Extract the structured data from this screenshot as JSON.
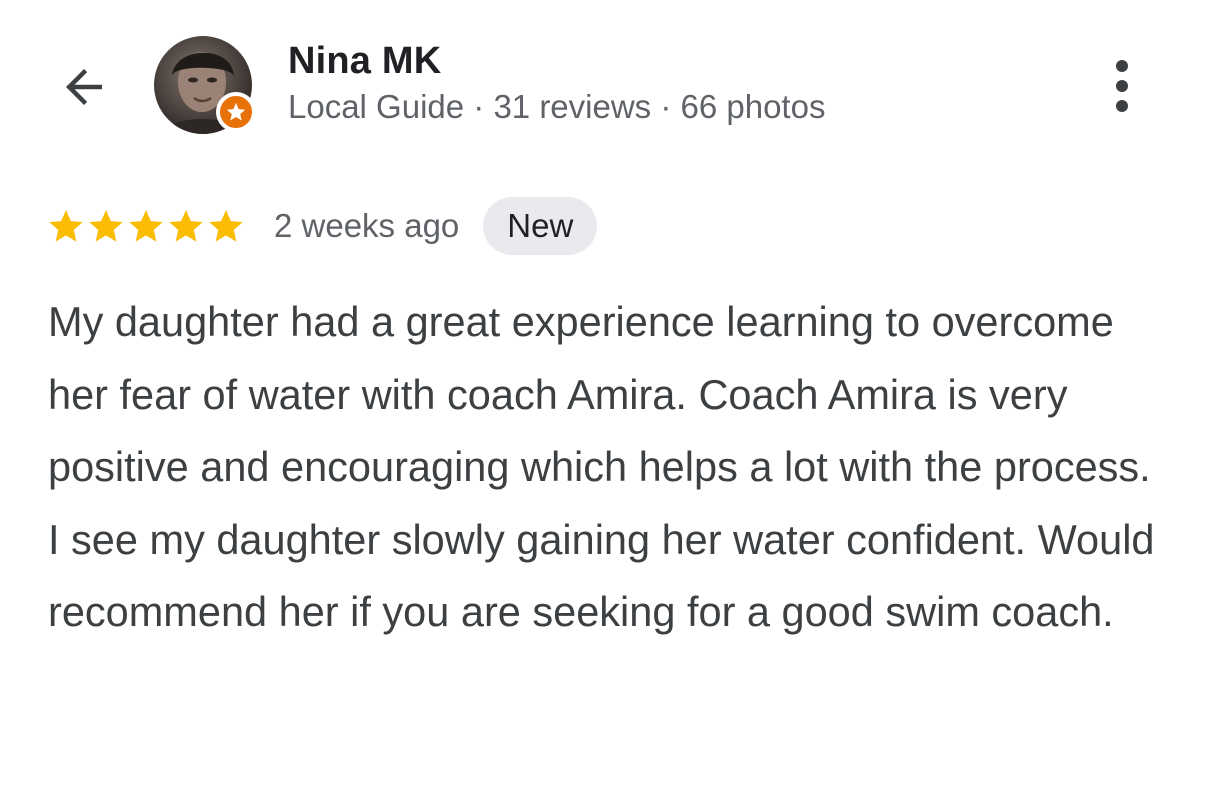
{
  "header": {
    "back_icon": "arrow-left-icon",
    "reviewer_name": "Nina MK",
    "reviewer_meta": "Local Guide · 31 reviews · 66 photos",
    "local_guide_badge_color": "#e8710a",
    "more_icon": "more-vertical-icon"
  },
  "review": {
    "rating": 5,
    "rating_max": 5,
    "star_color": "#fbbc04",
    "time_ago": "2 weeks ago",
    "badge_label": "New",
    "text": "My daughter had a great experience learning to overcome her fear of water with coach Amira. Coach Amira is very positive and encouraging which helps a lot with the process. I see my daughter slowly gaining her water confident. Would recommend her if you are seeking for a good swim coach."
  }
}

▸ **Short task**: Print out the whole of the material word for word, without pictures.

▸ **Solved problem**:
Extract the structured data from this screenshot as JSON.
{
  "header": {
    "back_icon": "arrow-left-icon",
    "reviewer_name": "Nina MK",
    "reviewer_meta": "Local Guide · 31 reviews · 66 photos",
    "local_guide_badge_color": "#e8710a",
    "more_icon": "more-vertical-icon"
  },
  "review": {
    "rating": 5,
    "rating_max": 5,
    "star_color": "#fbbc04",
    "time_ago": "2 weeks ago",
    "badge_label": "New",
    "text": "My daughter had a great experience learning to overcome her fear of water with coach Amira. Coach Amira is very positive and encouraging which helps a lot with the process. I see my daughter slowly gaining her water confident. Would recommend her if you are seeking for a good swim coach."
  }
}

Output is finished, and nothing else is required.